[Saved data entries]
┌────────

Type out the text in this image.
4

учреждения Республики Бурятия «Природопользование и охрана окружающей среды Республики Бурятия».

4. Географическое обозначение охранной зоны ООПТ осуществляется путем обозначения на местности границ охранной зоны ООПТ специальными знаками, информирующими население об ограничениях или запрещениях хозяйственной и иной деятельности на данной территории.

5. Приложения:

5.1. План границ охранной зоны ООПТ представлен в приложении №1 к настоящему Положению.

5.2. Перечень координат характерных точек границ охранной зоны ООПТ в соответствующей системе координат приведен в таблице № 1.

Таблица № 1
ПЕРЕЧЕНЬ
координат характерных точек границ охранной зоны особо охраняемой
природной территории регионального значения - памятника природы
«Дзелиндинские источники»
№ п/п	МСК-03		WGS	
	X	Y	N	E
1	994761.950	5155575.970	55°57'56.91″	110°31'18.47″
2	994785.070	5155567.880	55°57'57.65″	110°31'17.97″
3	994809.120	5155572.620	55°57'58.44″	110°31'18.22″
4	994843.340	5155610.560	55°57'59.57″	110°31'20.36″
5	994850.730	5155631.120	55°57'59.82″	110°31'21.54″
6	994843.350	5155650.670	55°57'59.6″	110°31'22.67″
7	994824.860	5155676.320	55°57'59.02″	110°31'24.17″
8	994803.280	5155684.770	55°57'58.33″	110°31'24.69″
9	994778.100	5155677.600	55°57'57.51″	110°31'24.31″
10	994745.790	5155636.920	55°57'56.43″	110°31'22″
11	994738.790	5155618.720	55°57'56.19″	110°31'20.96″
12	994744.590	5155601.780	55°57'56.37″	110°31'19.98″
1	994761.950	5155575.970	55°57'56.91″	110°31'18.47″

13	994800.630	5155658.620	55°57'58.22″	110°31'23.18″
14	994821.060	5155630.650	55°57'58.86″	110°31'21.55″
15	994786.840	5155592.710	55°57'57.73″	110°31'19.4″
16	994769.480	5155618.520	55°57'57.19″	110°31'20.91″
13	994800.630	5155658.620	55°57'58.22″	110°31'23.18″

└────────

To be done: Send back each record exactly as it stands.

Exercise solution:
Type out the text in this image.
4

учреждения Республики Бурятия «Природопользование и охрана окружающей среды Республики Бурятия».

4. Географическое обозначение охранной зоны ООПТ осуществляется путем обозначения на местности границ охранной зоны ООПТ специальными знаками, информирующими население об ограничениях или запрещениях хозяйственной и иной деятельности на данной территории.

5. Приложения:

5.1. План границ охранной зоны ООПТ представлен в приложении №1 к настоящему Положению.

5.2. Перечень координат характерных точек границ охранной зоны ООПТ в соответствующей системе координат приведен в таблице № 1.

Таблица № 1
ПЕРЕЧЕНЬ
координат характерных точек границ охранной зоны особо охраняемой
природной территории регионального значения - памятника природы
«Дзелиндинские источники»
№ п/п	МСК-03		WGS	
	X	Y	N	E
1	994761.950	5155575.970	55°57'56.91″	110°31'18.47″
2	994785.070	5155567.880	55°57'57.65″	110°31'17.97″
3	994809.120	5155572.620	55°57'58.44″	110°31'18.22″
4	994843.340	5155610.560	55°57'59.57″	110°31'20.36″
5	994850.730	5155631.120	55°57'59.82″	110°31'21.54″
6	994843.350	5155650.670	55°57'59.6″	110°31'22.67″
7	994824.860	5155676.320	55°57'59.02″	110°31'24.17″
8	994803.280	5155684.770	55°57'58.33″	110°31'24.69″
9	994778.100	5155677.600	55°57'57.51″	110°31'24.31″
10	994745.790	5155636.920	55°57'56.43″	110°31'22″
11	994738.790	5155618.720	55°57'56.19″	110°31'20.96″
12	994744.590	5155601.780	55°57'56.37″	110°31'19.98″
1	994761.950	5155575.970	55°57'56.91″	110°31'18.47″

13	994800.630	5155658.620	55°57'58.22″	110°31'23.18″
14	994821.060	5155630.650	55°57'58.86″	110°31'21.55″
15	994786.840	5155592.710	55°57'57.73″	110°31'19.4″
16	994769.480	5155618.520	55°57'57.19″	110°31'20.91″
13	994800.630	5155658.620	55°57'58.22″	110°31'23.18″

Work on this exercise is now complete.